Each line below is to be written out in full, exactly as shown.

## start DATA SUPPLIED

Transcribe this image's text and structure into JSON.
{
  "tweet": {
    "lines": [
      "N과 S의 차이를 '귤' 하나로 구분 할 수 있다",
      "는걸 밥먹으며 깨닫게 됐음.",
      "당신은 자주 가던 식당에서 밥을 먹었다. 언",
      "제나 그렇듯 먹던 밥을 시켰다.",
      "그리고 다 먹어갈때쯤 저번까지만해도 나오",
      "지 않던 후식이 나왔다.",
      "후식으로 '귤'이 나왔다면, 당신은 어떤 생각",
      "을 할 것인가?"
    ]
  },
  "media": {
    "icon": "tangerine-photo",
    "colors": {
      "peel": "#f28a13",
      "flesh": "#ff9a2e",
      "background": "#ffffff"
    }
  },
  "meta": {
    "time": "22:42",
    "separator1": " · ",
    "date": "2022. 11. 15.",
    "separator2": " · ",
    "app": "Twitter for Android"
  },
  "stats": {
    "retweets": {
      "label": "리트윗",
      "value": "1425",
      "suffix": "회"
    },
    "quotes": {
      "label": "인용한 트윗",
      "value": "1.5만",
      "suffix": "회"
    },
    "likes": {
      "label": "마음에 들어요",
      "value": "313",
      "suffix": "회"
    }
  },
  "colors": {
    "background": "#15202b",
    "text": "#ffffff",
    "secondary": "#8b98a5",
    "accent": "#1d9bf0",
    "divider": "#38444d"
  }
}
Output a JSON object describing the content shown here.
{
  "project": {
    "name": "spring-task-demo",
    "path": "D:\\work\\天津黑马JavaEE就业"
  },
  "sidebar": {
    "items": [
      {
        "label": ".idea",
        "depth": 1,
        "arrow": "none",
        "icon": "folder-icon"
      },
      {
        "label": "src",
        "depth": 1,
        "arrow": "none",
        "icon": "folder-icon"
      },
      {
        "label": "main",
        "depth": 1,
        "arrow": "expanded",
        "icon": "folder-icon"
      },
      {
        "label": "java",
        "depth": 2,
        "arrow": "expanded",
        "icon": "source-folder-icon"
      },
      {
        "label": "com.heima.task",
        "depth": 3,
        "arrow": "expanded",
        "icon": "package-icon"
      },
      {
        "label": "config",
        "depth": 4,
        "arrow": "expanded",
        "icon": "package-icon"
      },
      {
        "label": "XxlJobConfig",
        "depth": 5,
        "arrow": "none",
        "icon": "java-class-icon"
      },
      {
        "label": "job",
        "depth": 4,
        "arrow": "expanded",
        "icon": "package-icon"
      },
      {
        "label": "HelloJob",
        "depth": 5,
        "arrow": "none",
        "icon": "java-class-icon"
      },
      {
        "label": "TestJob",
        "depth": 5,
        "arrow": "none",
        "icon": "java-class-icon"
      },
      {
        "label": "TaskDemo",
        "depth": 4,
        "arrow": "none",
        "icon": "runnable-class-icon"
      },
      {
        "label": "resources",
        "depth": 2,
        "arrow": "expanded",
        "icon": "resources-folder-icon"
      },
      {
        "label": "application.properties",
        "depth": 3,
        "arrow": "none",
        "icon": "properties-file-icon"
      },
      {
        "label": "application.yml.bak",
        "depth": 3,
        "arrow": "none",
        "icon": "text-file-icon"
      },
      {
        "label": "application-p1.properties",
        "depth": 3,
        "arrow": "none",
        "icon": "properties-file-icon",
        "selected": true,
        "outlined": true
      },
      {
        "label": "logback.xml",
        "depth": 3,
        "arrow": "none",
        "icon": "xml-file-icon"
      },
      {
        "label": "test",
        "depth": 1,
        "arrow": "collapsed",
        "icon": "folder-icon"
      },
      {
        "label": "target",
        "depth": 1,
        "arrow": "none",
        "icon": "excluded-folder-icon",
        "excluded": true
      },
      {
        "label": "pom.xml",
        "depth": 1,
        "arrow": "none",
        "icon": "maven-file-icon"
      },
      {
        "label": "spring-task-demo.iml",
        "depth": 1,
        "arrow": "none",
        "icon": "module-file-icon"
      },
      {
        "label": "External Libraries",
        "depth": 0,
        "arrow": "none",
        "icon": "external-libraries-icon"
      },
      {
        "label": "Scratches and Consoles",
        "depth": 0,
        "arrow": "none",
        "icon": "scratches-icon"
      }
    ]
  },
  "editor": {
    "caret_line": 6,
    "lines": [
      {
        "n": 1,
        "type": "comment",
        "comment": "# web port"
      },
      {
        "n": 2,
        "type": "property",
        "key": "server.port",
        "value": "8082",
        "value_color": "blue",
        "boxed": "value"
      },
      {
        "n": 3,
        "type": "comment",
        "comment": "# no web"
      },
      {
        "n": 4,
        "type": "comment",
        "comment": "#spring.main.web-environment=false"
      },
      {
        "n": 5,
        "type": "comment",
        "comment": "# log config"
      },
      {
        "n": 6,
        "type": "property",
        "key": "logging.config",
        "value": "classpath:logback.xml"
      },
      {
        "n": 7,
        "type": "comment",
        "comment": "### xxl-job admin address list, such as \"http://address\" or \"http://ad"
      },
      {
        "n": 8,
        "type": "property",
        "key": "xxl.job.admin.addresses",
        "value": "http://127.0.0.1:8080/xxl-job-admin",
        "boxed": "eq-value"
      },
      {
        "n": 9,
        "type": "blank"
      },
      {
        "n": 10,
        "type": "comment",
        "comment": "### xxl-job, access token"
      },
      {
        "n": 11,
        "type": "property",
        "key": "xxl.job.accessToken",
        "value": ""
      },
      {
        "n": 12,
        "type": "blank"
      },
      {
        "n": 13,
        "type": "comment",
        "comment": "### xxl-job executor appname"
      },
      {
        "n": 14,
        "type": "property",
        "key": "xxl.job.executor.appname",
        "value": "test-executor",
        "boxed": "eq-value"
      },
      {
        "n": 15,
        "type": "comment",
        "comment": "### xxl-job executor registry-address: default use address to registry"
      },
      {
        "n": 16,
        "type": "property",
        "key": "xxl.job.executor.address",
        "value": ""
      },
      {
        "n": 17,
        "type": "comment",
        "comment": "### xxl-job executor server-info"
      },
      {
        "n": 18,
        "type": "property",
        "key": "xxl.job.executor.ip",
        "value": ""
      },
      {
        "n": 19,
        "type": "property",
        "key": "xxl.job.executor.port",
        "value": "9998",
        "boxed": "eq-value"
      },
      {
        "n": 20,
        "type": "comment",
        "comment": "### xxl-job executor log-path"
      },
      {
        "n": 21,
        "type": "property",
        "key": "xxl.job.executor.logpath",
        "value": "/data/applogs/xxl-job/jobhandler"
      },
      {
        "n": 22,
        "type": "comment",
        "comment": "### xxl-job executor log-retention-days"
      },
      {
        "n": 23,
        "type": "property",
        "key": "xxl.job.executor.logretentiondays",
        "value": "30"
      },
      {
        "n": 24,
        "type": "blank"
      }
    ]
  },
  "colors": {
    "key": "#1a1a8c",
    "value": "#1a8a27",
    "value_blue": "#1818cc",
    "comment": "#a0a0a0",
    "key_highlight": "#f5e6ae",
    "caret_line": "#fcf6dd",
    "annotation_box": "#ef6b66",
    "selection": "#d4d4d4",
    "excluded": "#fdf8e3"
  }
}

## end DATA SUPPLIED

* [EXPECTED OUTPUT]
Transcribe this image's text and structure into JSON.
{
  "tweet": {
    "lines": [
      "N과 S의 차이를 '귤' 하나로 구분 할 수 있다",
      "는걸 밥먹으며 깨닫게 됐음.",
      "당신은 자주 가던 식당에서 밥을 먹었다. 언",
      "제나 그렇듯 먹던 밥을 시켰다.",
      "그리고 다 먹어갈때쯤 저번까지만해도 나오",
      "지 않던 후식이 나왔다.",
      "후식으로 '귤'이 나왔다면, 당신은 어떤 생각",
      "을 할 것인가?"
    ]
  },
  "media": {
    "icon": "tangerine-photo",
    "colors": {
      "peel": "#f28a13",
      "flesh": "#ff9a2e",
      "background": "#ffffff"
    }
  },
  "meta": {
    "time": "22:42",
    "separator1": " · ",
    "date": "2022. 11. 15.",
    "separator2": " · ",
    "app": "Twitter for Android"
  },
  "stats": {
    "retweets": {
      "label": "리트윗",
      "value": "1425",
      "suffix": "회"
    },
    "quotes": {
      "label": "인용한 트윗",
      "value": "1.5만",
      "suffix": "회"
    },
    "likes": {
      "label": "마음에 들어요",
      "value": "313",
      "suffix": "회"
    }
  },
  "colors": {
    "background": "#15202b",
    "text": "#ffffff",
    "secondary": "#8b98a5",
    "accent": "#1d9bf0",
    "divider": "#38444d"
  }
}
Output a JSON object describing the content shown here.
{
  "project": {
    "name": "spring-task-demo",
    "path": "D:\\work\\天津黑马JavaEE就业"
  },
  "sidebar": {
    "items": [
      {
        "label": ".idea",
        "depth": 1,
        "arrow": "none",
        "icon": "folder-icon"
      },
      {
        "label": "src",
        "depth": 1,
        "arrow": "none",
        "icon": "folder-icon"
      },
      {
        "label": "main",
        "depth": 1,
        "arrow": "expanded",
        "icon": "folder-icon"
      },
      {
        "label": "java",
        "depth": 2,
        "arrow": "expanded",
        "icon": "source-folder-icon"
      },
      {
        "label": "com.heima.task",
        "depth": 3,
        "arrow": "expanded",
        "icon": "package-icon"
      },
      {
        "label": "config",
        "depth": 4,
        "arrow": "expanded",
        "icon": "package-icon"
      },
      {
        "label": "XxlJobConfig",
        "depth": 5,
        "arrow": "none",
        "icon": "java-class-icon"
      },
      {
        "label": "job",
        "depth": 4,
        "arrow": "expanded",
        "icon": "package-icon"
      },
      {
        "label": "HelloJob",
        "depth": 5,
        "arrow": "none",
        "icon": "java-class-icon"
      },
      {
        "label": "TestJob",
        "depth": 5,
        "arrow": "none",
        "icon": "java-class-icon"
      },
      {
        "label": "TaskDemo",
        "depth": 4,
        "arrow": "none",
        "icon": "runnable-class-icon"
      },
      {
        "label": "resources",
        "depth": 2,
        "arrow": "expanded",
        "icon": "resources-folder-icon"
      },
      {
        "label": "application.properties",
        "depth": 3,
        "arrow": "none",
        "icon": "properties-file-icon"
      },
      {
        "label": "application.yml.bak",
        "depth": 3,
        "arrow": "none",
        "icon": "text-file-icon"
      },
      {
        "label": "application-p1.properties",
        "depth": 3,
        "arrow": "none",
        "icon": "properties-file-icon",
        "selected": true,
        "outlined": true
      },
      {
        "label": "logback.xml",
        "depth": 3,
        "arrow": "none",
        "icon": "xml-file-icon"
      },
      {
        "label": "test",
        "depth": 1,
        "arrow": "collapsed",
        "icon": "folder-icon"
      },
      {
        "label": "target",
        "depth": 1,
        "arrow": "none",
        "icon": "excluded-folder-icon",
        "excluded": true
      },
      {
        "label": "pom.xml",
        "depth": 1,
        "arrow": "none",
        "icon": "maven-file-icon"
      },
      {
        "label": "spring-task-demo.iml",
        "depth": 1,
        "arrow": "none",
        "icon": "module-file-icon"
      },
      {
        "label": "External Libraries",
        "depth": 0,
        "arrow": "none",
        "icon": "external-libraries-icon"
      },
      {
        "label": "Scratches and Consoles",
        "depth": 0,
        "arrow": "none",
        "icon": "scratches-icon"
      }
    ]
  },
  "editor": {
    "caret_line": 6,
    "lines": [
      {
        "n": 1,
        "type": "comment",
        "comment": "# web port"
      },
      {
        "n": 2,
        "type": "property",
        "key": "server.port",
        "value": "8082",
        "value_color": "blue",
        "boxed": "value"
      },
      {
        "n": 3,
        "type": "comment",
        "comment": "# no web"
      },
      {
        "n": 4,
        "type": "comment",
        "comment": "#spring.main.web-environment=false"
      },
      {
        "n": 5,
        "type": "comment",
        "comment": "# log config"
      },
      {
        "n": 6,
        "type": "property",
        "key": "logging.config",
        "value": "classpath:logback.xml"
      },
      {
        "n": 7,
        "type": "comment",
        "comment": "### xxl-job admin address list, such as \"http://address\" or \"http://ad"
      },
      {
        "n": 8,
        "type": "property",
        "key": "xxl.job.admin.addresses",
        "value": "http://127.0.0.1:8080/xxl-job-admin",
        "boxed": "eq-value"
      },
      {
        "n": 9,
        "type": "blank"
      },
      {
        "n": 10,
        "type": "comment",
        "comment": "### xxl-job, access token"
      },
      {
        "n": 11,
        "type": "property",
        "key": "xxl.job.accessToken",
        "value": ""
      },
      {
        "n": 12,
        "type": "blank"
      },
      {
        "n": 13,
        "type": "comment",
        "comment": "### xxl-job executor appname"
      },
      {
        "n": 14,
        "type": "property",
        "key": "xxl.job.executor.appname",
        "value": "test-executor",
        "boxed": "eq-value"
      },
      {
        "n": 15,
        "type": "comment",
        "comment": "### xxl-job executor registry-address: default use address to registry"
      },
      {
        "n": 16,
        "type": "property",
        "key": "xxl.job.executor.address",
        "value": ""
      },
      {
        "n": 17,
        "type": "comment",
        "comment": "### xxl-job executor server-info"
      },
      {
        "n": 18,
        "type": "property",
        "key": "xxl.job.executor.ip",
        "value": ""
      },
      {
        "n": 19,
        "type": "property",
        "key": "xxl.job.executor.port",
        "value": "9998",
        "boxed": "eq-value"
      },
      {
        "n": 20,
        "type": "comment",
        "comment": "### xxl-job executor log-path"
      },
      {
        "n": 21,
        "type": "property",
        "key": "xxl.job.executor.logpath",
        "value": "/data/applogs/xxl-job/jobhandler"
      },
      {
        "n": 22,
        "type": "comment",
        "comment": "### xxl-job executor log-retention-days"
      },
      {
        "n": 23,
        "type": "property",
        "key": "xxl.job.executor.logretentiondays",
        "value": "30"
      },
      {
        "n": 24,
        "type": "blank"
      }
    ]
  },
  "colors": {
    "key": "#1a1a8c",
    "value": "#1a8a27",
    "value_blue": "#1818cc",
    "comment": "#a0a0a0",
    "key_highlight": "#f5e6ae",
    "caret_line": "#fcf6dd",
    "annotation_box": "#ef6b66",
    "selection": "#d4d4d4",
    "excluded": "#fdf8e3"
  }
}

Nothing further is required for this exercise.